====== Listed entries ======

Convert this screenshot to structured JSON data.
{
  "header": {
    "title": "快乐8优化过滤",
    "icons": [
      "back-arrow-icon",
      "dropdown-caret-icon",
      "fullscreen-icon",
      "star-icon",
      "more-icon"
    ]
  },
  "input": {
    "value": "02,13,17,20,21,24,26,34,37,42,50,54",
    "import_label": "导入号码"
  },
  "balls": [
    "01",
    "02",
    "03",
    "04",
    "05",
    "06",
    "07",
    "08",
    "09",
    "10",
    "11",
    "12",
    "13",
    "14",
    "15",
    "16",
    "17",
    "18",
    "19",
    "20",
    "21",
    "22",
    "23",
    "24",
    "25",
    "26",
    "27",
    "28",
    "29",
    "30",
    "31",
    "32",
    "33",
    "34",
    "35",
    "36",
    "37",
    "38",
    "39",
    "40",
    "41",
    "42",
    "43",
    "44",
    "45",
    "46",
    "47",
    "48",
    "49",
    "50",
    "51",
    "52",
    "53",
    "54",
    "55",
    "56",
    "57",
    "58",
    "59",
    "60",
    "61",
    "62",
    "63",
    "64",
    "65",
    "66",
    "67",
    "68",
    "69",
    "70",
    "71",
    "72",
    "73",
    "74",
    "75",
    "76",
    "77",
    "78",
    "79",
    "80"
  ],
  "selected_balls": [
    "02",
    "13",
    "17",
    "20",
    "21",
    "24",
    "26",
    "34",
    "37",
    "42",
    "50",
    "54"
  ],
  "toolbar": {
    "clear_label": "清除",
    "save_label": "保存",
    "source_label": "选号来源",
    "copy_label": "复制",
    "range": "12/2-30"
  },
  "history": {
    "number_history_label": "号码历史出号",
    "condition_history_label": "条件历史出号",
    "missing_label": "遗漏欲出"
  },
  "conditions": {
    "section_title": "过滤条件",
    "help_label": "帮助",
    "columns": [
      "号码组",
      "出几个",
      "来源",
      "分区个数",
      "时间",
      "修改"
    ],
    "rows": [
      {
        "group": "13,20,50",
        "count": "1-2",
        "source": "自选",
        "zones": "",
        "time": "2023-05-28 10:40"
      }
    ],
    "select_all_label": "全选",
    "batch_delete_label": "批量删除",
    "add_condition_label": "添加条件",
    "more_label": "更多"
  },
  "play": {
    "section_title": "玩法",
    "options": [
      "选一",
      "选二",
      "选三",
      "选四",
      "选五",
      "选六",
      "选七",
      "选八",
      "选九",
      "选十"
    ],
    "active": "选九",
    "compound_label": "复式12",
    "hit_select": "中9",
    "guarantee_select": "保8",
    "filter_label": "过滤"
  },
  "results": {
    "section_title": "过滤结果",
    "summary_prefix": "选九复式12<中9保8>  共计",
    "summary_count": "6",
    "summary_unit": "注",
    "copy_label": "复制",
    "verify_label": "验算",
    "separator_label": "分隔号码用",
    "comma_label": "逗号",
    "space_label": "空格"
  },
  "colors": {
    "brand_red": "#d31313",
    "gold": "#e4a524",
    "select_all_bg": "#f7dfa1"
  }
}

======
====== Listed entries ======

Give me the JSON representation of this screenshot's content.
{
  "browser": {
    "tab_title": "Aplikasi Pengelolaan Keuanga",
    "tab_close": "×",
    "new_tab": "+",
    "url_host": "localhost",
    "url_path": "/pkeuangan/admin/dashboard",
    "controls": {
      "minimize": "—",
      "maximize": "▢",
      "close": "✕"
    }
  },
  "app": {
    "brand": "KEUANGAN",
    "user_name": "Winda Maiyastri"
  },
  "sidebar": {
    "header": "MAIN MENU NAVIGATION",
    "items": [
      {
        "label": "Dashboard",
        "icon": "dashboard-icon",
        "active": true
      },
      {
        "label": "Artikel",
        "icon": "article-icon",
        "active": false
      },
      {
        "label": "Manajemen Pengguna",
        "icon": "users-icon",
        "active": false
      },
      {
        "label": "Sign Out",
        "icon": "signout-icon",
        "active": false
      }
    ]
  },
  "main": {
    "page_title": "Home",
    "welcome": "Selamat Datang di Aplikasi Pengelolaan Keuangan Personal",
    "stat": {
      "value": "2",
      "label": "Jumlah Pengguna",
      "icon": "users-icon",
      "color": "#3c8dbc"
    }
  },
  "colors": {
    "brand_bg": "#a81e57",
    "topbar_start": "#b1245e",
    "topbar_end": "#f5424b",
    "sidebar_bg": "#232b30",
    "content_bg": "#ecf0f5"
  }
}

======
====== Listed entries ======

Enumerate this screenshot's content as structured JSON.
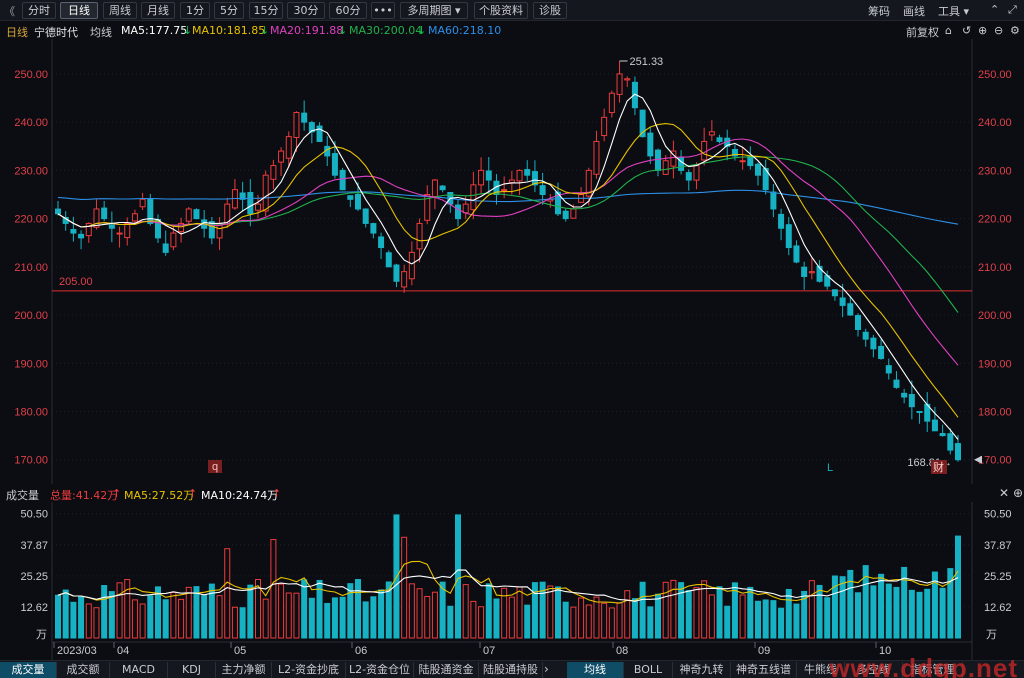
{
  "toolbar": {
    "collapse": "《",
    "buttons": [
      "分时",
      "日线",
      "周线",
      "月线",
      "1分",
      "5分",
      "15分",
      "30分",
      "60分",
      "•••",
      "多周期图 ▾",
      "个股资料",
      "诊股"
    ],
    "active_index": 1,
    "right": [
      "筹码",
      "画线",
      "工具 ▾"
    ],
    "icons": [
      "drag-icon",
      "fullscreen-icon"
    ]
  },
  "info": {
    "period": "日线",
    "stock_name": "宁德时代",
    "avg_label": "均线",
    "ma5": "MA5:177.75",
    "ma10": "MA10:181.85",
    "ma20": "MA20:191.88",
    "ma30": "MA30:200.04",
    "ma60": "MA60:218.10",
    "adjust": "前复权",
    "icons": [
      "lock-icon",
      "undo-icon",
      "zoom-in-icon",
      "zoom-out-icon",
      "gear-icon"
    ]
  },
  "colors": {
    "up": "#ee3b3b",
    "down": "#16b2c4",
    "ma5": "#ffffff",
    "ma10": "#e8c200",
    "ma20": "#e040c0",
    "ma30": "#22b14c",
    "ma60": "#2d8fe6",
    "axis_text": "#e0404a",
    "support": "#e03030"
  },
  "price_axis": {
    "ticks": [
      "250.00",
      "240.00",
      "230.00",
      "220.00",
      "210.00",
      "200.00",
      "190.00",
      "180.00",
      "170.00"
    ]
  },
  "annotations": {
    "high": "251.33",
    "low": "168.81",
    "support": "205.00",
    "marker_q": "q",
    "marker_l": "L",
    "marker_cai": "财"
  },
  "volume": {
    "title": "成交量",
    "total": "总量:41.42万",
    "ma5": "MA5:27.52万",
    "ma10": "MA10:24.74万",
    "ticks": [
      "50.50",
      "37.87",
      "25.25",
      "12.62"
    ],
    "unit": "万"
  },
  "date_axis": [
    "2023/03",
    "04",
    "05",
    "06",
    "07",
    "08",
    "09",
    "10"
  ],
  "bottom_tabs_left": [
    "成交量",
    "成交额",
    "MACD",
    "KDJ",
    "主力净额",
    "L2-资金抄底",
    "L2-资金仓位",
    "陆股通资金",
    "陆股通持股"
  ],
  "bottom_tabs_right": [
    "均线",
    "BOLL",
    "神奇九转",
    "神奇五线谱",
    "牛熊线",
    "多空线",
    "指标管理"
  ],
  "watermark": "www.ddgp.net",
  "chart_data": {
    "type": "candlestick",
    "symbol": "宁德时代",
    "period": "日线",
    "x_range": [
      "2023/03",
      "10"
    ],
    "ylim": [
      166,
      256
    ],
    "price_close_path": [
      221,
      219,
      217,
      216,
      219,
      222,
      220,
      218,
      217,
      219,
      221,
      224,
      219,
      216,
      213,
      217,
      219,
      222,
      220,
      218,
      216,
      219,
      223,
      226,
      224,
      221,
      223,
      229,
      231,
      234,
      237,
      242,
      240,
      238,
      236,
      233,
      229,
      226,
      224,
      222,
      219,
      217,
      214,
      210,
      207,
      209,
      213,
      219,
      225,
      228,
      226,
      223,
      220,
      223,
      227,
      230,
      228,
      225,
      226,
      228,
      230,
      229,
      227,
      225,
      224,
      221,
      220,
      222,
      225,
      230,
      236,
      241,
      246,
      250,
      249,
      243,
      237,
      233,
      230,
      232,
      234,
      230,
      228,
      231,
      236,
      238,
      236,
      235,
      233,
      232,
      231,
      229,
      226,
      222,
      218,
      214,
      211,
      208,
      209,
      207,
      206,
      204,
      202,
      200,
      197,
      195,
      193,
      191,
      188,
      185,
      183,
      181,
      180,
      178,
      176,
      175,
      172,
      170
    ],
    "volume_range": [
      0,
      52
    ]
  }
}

======

▶ **Requirements**
Identify every line where the string "Pengguna" appears.

▶ **The result**
        "label": "Manajemen Pengguna",
      "label": "Jumlah Pengguna",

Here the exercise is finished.